# WORK TO COMPLETE
Each record must be retyped in full. No character may differ.

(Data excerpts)

[Begin]

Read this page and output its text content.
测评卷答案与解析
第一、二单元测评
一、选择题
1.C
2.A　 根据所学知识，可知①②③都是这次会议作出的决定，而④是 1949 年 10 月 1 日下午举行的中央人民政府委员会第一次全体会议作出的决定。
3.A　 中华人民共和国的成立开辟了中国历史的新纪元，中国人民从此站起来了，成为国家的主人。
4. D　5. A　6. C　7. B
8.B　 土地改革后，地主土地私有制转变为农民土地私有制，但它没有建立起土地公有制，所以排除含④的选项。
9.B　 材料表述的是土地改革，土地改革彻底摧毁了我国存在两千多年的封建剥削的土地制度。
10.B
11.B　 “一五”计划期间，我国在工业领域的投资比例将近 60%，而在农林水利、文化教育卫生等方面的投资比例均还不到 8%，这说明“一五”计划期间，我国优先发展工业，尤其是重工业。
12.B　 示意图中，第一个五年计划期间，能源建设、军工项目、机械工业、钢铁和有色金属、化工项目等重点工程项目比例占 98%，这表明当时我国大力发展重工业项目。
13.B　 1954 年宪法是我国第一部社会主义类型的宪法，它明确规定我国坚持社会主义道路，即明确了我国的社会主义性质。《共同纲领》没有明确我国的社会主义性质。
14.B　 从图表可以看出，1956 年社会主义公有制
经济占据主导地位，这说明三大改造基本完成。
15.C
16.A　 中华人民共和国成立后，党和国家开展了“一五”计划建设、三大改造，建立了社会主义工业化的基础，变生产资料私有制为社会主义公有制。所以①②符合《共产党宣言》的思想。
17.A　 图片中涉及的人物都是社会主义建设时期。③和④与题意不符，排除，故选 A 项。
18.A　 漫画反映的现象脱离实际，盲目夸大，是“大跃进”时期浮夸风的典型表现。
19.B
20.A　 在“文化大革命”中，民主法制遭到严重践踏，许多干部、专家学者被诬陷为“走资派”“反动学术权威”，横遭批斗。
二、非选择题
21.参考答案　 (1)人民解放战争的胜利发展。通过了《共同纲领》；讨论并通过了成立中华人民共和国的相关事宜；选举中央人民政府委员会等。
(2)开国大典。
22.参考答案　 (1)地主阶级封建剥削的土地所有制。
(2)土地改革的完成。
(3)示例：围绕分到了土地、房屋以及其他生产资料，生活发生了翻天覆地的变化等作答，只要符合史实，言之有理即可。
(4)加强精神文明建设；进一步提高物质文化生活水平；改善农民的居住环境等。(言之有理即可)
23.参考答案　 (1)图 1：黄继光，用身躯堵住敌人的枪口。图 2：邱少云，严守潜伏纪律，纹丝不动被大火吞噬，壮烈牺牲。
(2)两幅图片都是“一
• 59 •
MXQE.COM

[End]

# TASK ANSWER
Read this page and output its text content.
测评卷答案与解析
第一、二单元测评
一、选择题
1.C
2.A　 根据所学知识，可知①②③都是这次会议作出的决定，而④是 1949 年 10 月 1 日下午举行的中央人民政府委员会第一次全体会议作出的决定。
3.A　 中华人民共和国的成立开辟了中国历史的新纪元，中国人民从此站起来了，成为国家的主人。
4. D　5. A　6. C　7. B
8.B　 土地改革后，地主土地私有制转变为农民土地私有制，但它没有建立起土地公有制，所以排除含④的选项。
9.B　 材料表述的是土地改革，土地改革彻底摧毁了我国存在两千多年的封建剥削的土地制度。
10.B
11.B　 “一五”计划期间，我国在工业领域的投资比例将近 60%，而在农林水利、文化教育卫生等方面的投资比例均还不到 8%，这说明“一五”计划期间，我国优先发展工业，尤其是重工业。
12.B　 示意图中，第一个五年计划期间，能源建设、军工项目、机械工业、钢铁和有色金属、化工项目等重点工程项目比例占 98%，这表明当时我国大力发展重工业项目。
13.B　 1954 年宪法是我国第一部社会主义类型的宪法，它明确规定我国坚持社会主义道路，即明确了我国的社会主义性质。《共同纲领》没有明确我国的社会主义性质。
14.B　 从图表可以看出，1956 年社会主义公有制
经济占据主导地位，这说明三大改造基本完成。
15.C
16.A　 中华人民共和国成立后，党和国家开展了“一五”计划建设、三大改造，建立了社会主义工业化的基础，变生产资料私有制为社会主义公有制。所以①②符合《共产党宣言》的思想。
17.A　 图片中涉及的人物都是社会主义建设时期。③和④与题意不符，排除，故选 A 项。
18.A　 漫画反映的现象脱离实际，盲目夸大，是“大跃进”时期浮夸风的典型表现。
19.B
20.A　 在“文化大革命”中，民主法制遭到严重践踏，许多干部、专家学者被诬陷为“走资派”“反动学术权威”，横遭批斗。
二、非选择题
21.参考答案　 (1)人民解放战争的胜利发展。通过了《共同纲领》；讨论并通过了成立中华人民共和国的相关事宜；选举中央人民政府委员会等。
(2)开国大典。
22.参考答案　 (1)地主阶级封建剥削的土地所有制。
(2)土地改革的完成。
(3)示例：围绕分到了土地、房屋以及其他生产资料，生活发生了翻天覆地的变化等作答，只要符合史实，言之有理即可。
(4)加强精神文明建设；进一步提高物质文化生活水平；改善农民的居住环境等。(言之有理即可)
23.参考答案　 (1)图 1：黄继光，用身躯堵住敌人的枪口。图 2：邱少云，严守潜伏纪律，纹丝不动被大火吞噬，壮烈牺牲。
(2)两幅图片都是“一
• 59 •
MXQE.COM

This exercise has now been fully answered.